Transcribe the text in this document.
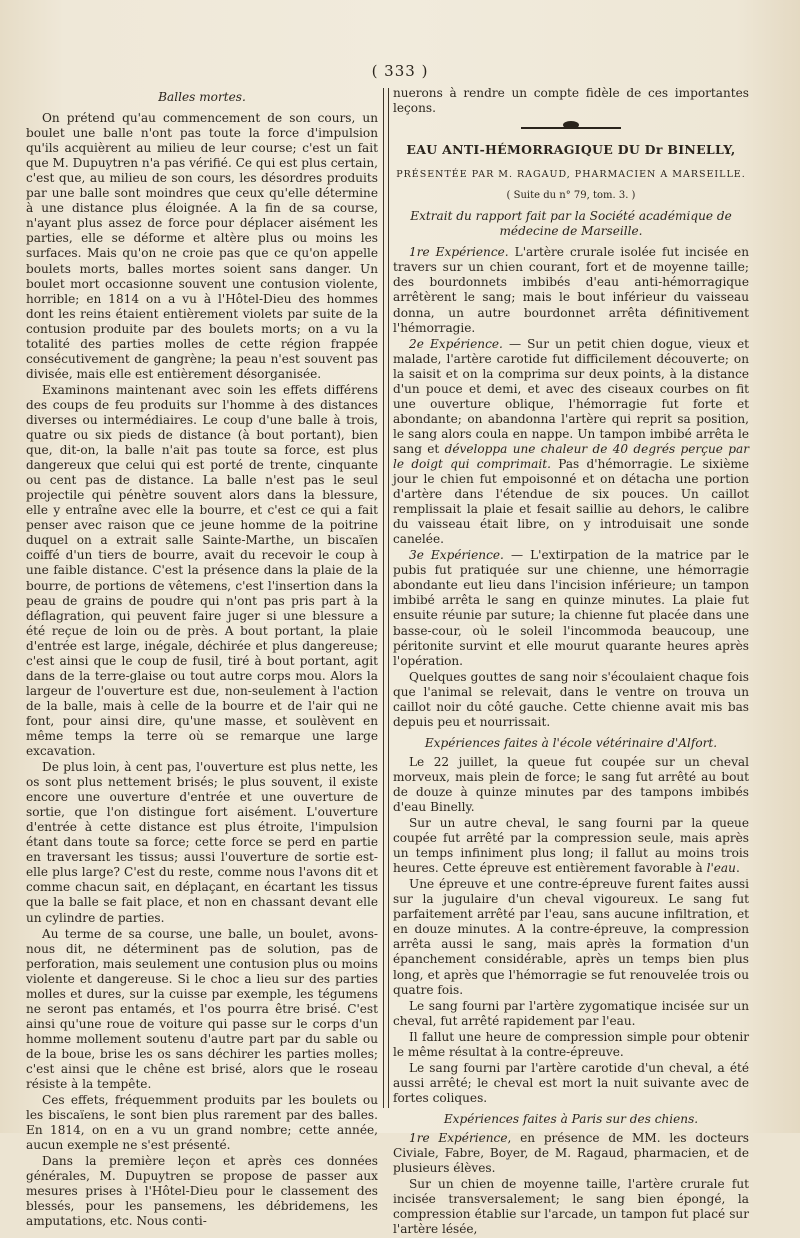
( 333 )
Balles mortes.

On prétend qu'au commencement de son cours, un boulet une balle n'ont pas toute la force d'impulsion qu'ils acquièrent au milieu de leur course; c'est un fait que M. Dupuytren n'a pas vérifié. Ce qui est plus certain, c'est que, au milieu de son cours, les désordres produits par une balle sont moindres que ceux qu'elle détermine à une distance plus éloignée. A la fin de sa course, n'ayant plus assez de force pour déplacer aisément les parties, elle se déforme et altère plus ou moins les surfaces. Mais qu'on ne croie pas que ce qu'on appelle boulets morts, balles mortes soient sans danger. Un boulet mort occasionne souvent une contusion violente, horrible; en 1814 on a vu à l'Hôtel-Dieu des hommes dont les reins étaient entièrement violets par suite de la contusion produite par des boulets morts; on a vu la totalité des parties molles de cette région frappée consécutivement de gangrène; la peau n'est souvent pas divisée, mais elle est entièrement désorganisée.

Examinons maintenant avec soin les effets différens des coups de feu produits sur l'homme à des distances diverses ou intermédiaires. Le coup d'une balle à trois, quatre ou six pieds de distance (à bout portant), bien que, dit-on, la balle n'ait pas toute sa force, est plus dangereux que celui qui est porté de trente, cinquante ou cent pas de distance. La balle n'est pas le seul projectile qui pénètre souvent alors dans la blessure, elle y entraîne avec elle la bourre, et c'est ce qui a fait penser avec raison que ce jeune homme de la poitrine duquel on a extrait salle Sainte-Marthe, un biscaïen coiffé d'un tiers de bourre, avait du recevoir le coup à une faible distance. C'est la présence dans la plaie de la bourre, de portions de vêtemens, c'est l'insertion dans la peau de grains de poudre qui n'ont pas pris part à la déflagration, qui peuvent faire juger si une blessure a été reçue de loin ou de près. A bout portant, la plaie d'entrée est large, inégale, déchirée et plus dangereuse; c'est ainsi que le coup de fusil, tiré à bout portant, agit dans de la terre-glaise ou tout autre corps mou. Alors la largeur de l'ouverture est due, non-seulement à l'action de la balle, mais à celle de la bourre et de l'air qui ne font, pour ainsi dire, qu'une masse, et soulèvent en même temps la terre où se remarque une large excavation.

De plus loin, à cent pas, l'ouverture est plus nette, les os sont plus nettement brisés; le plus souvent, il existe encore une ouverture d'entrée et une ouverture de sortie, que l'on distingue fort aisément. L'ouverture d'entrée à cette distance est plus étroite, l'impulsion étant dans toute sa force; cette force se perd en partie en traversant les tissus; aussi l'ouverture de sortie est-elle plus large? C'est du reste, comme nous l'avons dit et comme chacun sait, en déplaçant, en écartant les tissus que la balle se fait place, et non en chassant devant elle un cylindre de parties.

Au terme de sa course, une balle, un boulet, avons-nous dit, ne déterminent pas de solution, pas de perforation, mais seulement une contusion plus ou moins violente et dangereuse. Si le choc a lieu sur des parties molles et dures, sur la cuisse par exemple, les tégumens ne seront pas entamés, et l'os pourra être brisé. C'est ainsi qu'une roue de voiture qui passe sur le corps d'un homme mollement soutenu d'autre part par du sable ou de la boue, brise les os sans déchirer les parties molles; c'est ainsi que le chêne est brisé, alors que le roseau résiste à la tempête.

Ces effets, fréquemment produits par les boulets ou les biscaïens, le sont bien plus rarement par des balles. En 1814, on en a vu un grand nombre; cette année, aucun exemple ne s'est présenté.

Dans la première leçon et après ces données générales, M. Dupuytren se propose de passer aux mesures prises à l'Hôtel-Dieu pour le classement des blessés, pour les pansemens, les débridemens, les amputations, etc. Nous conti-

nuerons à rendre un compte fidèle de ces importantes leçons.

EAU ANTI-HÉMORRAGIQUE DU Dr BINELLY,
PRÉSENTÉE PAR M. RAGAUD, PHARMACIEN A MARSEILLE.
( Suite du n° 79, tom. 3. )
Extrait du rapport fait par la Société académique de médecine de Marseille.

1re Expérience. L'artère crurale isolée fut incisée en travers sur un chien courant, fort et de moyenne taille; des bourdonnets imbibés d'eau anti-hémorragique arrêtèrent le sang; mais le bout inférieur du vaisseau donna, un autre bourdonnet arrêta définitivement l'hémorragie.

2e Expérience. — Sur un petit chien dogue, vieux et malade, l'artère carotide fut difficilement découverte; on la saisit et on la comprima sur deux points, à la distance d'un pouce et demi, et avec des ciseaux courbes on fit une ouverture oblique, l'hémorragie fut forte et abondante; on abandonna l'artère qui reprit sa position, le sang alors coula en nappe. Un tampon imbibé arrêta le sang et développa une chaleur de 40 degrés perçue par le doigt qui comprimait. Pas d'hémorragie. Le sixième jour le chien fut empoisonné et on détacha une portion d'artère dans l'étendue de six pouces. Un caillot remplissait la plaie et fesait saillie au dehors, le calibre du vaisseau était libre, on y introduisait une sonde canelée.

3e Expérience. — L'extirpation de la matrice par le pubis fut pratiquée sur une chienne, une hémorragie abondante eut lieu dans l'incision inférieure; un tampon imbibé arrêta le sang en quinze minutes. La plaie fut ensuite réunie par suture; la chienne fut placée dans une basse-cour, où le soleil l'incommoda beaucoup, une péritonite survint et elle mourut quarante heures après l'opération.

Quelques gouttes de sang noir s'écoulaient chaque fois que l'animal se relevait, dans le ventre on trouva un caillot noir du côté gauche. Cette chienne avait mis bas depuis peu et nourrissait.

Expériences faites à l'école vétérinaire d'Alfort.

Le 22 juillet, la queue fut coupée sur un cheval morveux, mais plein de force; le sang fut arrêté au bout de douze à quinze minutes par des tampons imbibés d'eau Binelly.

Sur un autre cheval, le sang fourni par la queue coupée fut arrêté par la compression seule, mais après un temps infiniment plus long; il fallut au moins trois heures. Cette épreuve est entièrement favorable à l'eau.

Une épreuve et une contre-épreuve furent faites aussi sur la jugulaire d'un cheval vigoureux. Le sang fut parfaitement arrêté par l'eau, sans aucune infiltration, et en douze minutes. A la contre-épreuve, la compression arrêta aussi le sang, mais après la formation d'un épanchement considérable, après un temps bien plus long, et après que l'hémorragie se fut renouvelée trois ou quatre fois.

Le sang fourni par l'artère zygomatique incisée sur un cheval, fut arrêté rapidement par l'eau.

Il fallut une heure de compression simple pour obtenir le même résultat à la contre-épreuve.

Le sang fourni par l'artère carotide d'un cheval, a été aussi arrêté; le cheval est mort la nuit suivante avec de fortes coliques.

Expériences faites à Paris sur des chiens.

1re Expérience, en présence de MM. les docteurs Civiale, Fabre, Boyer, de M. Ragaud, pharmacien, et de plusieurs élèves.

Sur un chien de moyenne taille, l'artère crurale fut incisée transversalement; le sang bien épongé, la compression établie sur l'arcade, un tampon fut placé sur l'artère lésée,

════════

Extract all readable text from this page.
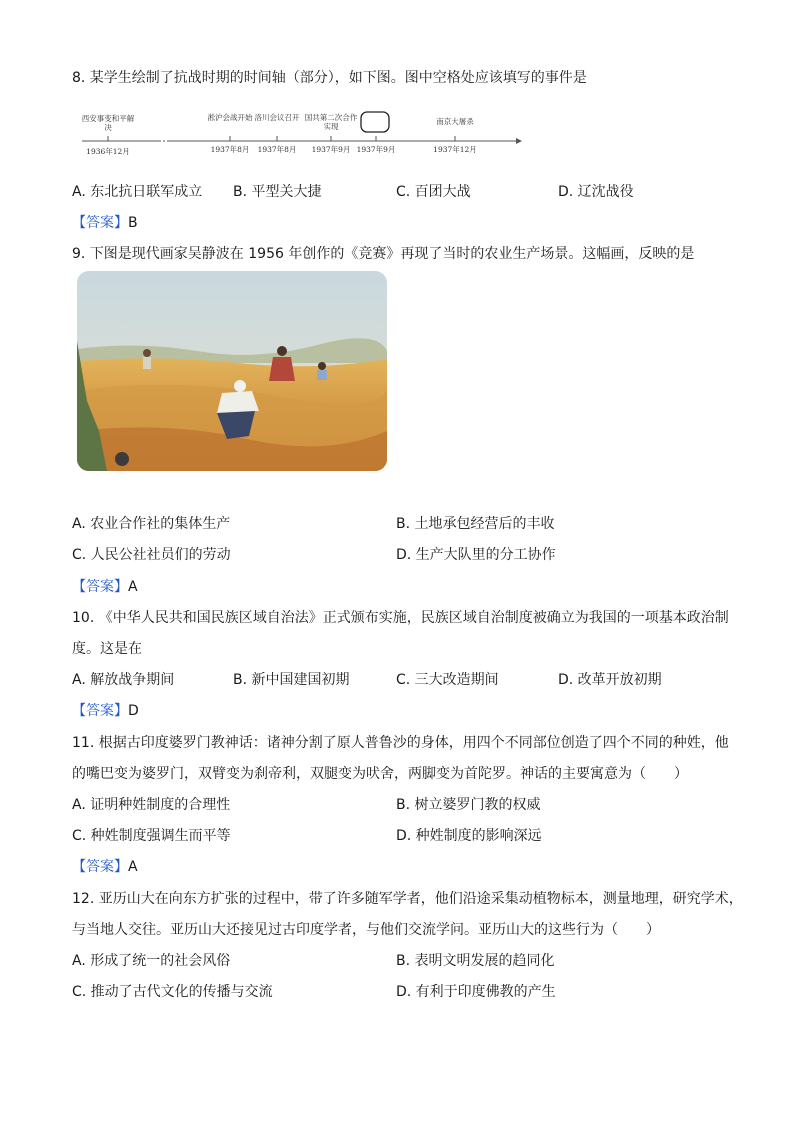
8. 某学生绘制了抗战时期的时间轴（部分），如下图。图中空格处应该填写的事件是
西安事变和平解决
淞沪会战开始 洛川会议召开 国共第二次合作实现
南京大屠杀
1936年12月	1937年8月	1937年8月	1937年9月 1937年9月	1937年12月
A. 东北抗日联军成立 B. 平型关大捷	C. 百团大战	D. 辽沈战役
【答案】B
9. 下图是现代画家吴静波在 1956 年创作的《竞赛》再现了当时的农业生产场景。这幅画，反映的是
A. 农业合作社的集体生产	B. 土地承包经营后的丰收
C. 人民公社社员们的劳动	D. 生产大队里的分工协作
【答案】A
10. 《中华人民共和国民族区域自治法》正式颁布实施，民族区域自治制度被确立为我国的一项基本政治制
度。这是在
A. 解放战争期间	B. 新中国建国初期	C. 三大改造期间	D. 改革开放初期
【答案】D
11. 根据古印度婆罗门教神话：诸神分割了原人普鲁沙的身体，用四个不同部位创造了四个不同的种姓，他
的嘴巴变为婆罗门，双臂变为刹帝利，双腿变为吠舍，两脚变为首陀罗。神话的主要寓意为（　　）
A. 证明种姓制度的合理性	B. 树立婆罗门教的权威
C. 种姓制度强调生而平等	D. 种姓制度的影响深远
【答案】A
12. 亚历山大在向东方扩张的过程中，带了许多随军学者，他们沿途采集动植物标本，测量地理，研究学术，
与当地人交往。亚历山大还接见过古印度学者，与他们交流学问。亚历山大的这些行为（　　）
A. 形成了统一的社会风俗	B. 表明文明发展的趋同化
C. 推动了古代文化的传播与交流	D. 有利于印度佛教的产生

════════

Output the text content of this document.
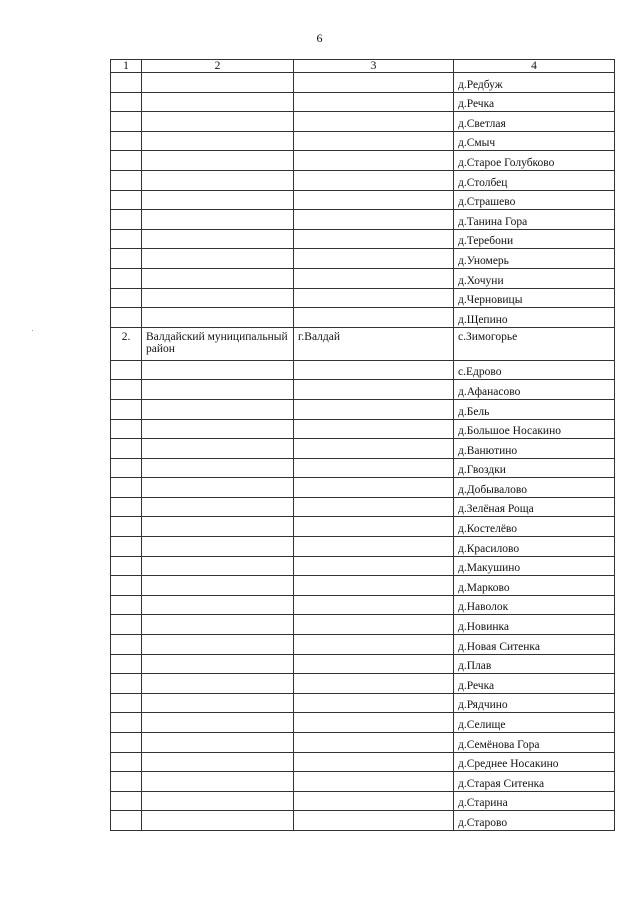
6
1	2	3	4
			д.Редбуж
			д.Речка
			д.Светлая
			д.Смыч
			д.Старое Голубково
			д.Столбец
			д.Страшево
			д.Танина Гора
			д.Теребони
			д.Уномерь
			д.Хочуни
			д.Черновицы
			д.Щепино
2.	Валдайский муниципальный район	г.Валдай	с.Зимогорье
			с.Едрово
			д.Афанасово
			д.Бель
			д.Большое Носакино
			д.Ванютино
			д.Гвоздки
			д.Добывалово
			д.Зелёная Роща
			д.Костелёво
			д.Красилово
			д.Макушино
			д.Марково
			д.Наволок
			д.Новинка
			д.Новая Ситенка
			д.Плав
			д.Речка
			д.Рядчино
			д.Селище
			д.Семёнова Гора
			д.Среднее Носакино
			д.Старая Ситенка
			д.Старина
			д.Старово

════════

> [Work to do] Count how many lines of the material hold the string "contre". Give the number and nothing more.

> [Result] 2